Answer with a single number: the count of lines that hold "Current".
___ ROWS
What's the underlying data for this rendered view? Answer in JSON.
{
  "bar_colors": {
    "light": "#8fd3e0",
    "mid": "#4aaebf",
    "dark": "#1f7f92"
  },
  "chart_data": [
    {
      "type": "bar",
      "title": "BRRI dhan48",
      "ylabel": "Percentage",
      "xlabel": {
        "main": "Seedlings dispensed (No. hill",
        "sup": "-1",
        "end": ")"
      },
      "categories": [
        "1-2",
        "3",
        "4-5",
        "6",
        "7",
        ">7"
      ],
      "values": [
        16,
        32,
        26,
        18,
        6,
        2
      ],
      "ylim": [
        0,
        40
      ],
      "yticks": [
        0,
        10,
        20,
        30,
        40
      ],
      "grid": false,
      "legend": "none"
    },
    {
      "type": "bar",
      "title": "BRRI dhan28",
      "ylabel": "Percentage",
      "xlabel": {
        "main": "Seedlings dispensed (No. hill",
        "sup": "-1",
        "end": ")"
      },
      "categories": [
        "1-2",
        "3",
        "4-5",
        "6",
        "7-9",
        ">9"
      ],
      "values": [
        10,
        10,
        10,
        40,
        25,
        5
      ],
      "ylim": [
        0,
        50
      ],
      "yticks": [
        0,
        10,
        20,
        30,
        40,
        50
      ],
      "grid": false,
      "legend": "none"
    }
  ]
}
______
___ ROWS
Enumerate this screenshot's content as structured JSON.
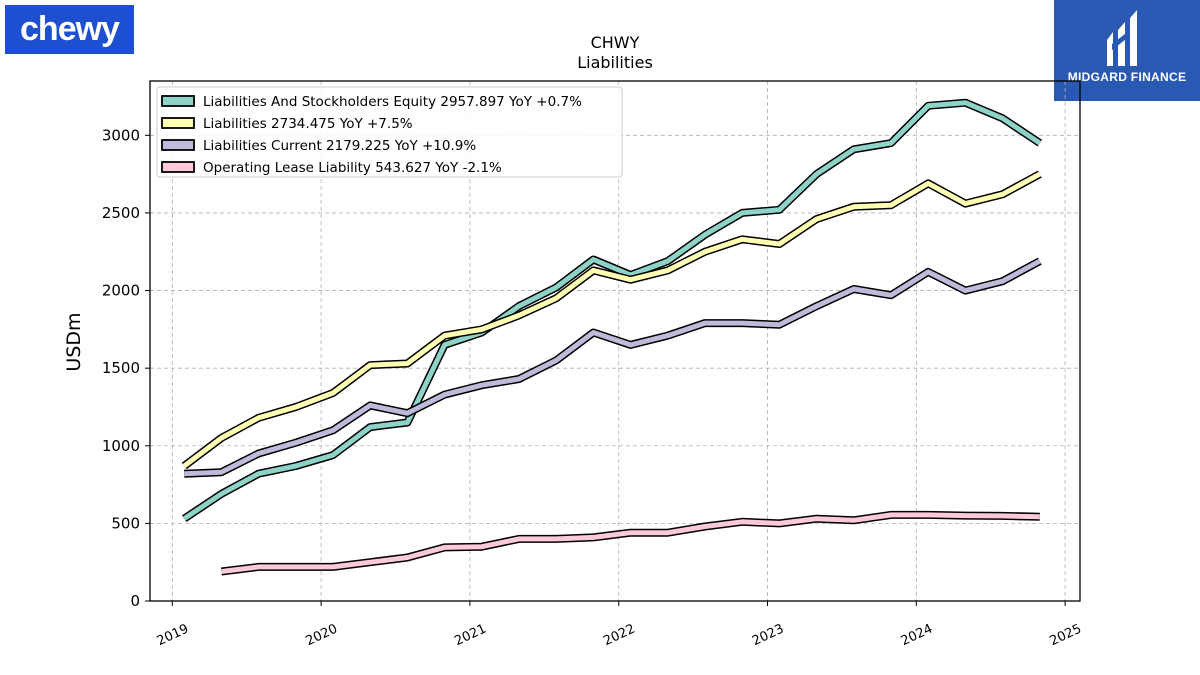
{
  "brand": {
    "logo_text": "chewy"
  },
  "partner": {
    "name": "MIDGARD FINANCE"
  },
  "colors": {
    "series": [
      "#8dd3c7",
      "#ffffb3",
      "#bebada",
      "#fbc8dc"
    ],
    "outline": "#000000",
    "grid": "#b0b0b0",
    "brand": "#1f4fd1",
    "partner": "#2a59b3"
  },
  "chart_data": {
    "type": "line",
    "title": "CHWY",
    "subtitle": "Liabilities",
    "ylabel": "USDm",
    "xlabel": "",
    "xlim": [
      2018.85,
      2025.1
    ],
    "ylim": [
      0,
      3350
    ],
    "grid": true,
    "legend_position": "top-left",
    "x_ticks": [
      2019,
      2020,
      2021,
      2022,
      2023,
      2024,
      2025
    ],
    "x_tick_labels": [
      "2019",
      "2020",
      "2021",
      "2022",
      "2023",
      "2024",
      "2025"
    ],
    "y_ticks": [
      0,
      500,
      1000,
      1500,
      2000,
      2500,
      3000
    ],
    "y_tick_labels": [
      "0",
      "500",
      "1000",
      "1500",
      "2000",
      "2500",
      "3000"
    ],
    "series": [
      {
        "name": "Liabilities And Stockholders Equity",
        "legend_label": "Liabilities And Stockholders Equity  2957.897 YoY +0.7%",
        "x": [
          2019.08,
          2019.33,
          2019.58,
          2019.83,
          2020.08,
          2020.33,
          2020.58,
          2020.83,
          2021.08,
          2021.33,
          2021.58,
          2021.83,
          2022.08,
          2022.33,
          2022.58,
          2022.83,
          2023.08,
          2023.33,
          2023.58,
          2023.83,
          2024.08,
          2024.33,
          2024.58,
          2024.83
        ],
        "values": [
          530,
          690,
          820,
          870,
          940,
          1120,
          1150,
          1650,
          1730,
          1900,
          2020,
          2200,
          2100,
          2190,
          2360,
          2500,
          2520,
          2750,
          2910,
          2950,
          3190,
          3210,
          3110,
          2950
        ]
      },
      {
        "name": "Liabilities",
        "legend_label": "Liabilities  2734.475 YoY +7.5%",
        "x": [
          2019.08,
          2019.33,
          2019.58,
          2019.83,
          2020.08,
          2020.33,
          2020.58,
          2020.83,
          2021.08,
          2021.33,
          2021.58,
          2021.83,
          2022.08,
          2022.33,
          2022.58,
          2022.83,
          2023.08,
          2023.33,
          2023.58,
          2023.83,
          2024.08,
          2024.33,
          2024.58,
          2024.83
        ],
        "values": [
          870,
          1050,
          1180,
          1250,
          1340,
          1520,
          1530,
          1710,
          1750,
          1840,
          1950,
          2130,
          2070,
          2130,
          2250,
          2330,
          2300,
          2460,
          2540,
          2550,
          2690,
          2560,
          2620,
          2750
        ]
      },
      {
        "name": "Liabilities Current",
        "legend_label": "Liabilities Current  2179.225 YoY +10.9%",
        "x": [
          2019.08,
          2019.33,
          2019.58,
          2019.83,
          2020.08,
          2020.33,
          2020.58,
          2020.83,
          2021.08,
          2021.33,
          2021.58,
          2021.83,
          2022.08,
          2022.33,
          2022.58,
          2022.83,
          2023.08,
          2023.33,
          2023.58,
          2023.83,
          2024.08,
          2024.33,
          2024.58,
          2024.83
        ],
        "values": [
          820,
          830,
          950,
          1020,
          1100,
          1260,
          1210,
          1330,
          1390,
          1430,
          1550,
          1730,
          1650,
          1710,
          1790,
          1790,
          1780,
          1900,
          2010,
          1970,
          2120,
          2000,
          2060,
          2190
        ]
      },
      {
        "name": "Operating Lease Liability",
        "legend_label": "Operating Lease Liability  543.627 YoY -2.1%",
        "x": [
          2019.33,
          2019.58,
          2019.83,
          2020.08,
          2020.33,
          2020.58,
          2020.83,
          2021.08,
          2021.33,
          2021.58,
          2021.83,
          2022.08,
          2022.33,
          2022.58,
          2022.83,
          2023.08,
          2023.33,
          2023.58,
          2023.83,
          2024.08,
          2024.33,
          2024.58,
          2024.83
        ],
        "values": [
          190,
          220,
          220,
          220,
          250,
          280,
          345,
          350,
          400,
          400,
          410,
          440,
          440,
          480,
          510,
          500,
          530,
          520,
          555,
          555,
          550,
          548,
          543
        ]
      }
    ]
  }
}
______
### FULL OUTPUT
2